• **Exercise**:
Reproduce the listing verbatim.

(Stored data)
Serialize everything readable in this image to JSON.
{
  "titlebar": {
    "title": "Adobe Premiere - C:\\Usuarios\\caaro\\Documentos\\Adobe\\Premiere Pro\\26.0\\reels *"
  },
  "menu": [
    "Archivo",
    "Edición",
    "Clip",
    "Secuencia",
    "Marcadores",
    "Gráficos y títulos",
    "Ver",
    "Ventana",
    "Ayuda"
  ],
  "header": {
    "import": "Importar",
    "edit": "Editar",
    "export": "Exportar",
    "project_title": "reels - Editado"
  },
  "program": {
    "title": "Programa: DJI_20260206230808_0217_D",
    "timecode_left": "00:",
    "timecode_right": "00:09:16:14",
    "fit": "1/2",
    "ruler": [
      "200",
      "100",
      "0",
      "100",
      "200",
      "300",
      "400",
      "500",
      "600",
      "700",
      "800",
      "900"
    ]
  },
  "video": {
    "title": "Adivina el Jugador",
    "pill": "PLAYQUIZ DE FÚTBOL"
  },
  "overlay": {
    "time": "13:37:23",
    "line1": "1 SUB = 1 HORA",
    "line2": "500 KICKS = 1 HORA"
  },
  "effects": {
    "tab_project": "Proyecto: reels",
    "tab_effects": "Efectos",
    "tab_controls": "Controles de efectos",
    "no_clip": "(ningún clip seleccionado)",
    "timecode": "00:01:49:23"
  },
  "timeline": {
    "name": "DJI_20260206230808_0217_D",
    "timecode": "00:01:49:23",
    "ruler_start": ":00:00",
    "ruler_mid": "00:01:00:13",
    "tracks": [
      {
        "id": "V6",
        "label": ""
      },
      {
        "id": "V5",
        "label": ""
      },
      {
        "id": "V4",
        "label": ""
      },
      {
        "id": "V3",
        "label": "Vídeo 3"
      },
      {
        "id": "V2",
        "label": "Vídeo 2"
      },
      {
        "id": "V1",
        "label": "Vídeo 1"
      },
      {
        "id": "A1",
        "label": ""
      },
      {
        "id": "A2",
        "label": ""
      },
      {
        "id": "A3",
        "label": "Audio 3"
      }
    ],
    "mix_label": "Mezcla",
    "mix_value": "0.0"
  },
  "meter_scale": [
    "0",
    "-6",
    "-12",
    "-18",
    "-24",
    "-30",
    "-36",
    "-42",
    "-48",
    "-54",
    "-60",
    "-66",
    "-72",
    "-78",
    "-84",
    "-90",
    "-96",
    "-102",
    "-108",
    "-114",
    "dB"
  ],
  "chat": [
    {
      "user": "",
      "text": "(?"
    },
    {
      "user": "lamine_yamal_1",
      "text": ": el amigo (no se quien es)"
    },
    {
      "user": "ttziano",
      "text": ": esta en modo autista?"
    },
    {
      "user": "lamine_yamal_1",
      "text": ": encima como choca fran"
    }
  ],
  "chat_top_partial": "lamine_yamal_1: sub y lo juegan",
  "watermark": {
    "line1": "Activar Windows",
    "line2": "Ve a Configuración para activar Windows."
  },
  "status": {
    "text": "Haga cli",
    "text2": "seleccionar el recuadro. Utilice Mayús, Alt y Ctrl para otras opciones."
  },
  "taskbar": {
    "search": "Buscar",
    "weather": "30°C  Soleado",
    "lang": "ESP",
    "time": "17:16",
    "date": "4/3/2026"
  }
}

• **Correct answer**:
Serialize everything readable in this image to JSON.
{
  "titlebar": {
    "title": "Adobe Premiere - C:\\Usuarios\\caaro\\Documentos\\Adobe\\Premiere Pro\\26.0\\reels *"
  },
  "menu": [
    "Archivo",
    "Edición",
    "Clip",
    "Secuencia",
    "Marcadores",
    "Gráficos y títulos",
    "Ver",
    "Ventana",
    "Ayuda"
  ],
  "header": {
    "import": "Importar",
    "edit": "Editar",
    "export": "Exportar",
    "project_title": "reels - Editado"
  },
  "program": {
    "title": "Programa: DJI_20260206230808_0217_D",
    "timecode_left": "00:",
    "timecode_right": "00:09:16:14",
    "fit": "1/2",
    "ruler": [
      "200",
      "100",
      "0",
      "100",
      "200",
      "300",
      "400",
      "500",
      "600",
      "700",
      "800",
      "900"
    ]
  },
  "video": {
    "title": "Adivina el Jugador",
    "pill": "PLAYQUIZ DE FÚTBOL"
  },
  "overlay": {
    "time": "13:37:23",
    "line1": "1 SUB = 1 HORA",
    "line2": "500 KICKS = 1 HORA"
  },
  "effects": {
    "tab_project": "Proyecto: reels",
    "tab_effects": "Efectos",
    "tab_controls": "Controles de efectos",
    "no_clip": "(ningún clip seleccionado)",
    "timecode": "00:01:49:23"
  },
  "timeline": {
    "name": "DJI_20260206230808_0217_D",
    "timecode": "00:01:49:23",
    "ruler_start": ":00:00",
    "ruler_mid": "00:01:00:13",
    "tracks": [
      {
        "id": "V6",
        "label": ""
      },
      {
        "id": "V5",
        "label": ""
      },
      {
        "id": "V4",
        "label": ""
      },
      {
        "id": "V3",
        "label": "Vídeo 3"
      },
      {
        "id": "V2",
        "label": "Vídeo 2"
      },
      {
        "id": "V1",
        "label": "Vídeo 1"
      },
      {
        "id": "A1",
        "label": ""
      },
      {
        "id": "A2",
        "label": ""
      },
      {
        "id": "A3",
        "label": "Audio 3"
      }
    ],
    "mix_label": "Mezcla",
    "mix_value": "0.0"
  },
  "meter_scale": [
    "0",
    "-6",
    "-12",
    "-18",
    "-24",
    "-30",
    "-36",
    "-42",
    "-48",
    "-54",
    "-60",
    "-66",
    "-72",
    "-78",
    "-84",
    "-90",
    "-96",
    "-102",
    "-108",
    "-114",
    "dB"
  ],
  "chat": [
    {
      "user": "",
      "text": "(?"
    },
    {
      "user": "lamine_yamal_1",
      "text": ": el amigo (no se quien es)"
    },
    {
      "user": "ttziano",
      "text": ": esta en modo autista?"
    },
    {
      "user": "lamine_yamal_1",
      "text": ": encima como choca fran"
    }
  ],
  "chat_top_partial": "lamine_yamal_1: sub y lo juegan",
  "watermark": {
    "line1": "Activar Windows",
    "line2": "Ve a Configuración para activar Windows."
  },
  "status": {
    "text": "Haga cli",
    "text2": "seleccionar el recuadro. Utilice Mayús, Alt y Ctrl para otras opciones."
  },
  "taskbar": {
    "search": "Buscar",
    "weather": "30°C  Soleado",
    "lang": "ESP",
    "time": "17:16",
    "date": "4/3/2026"
  }
}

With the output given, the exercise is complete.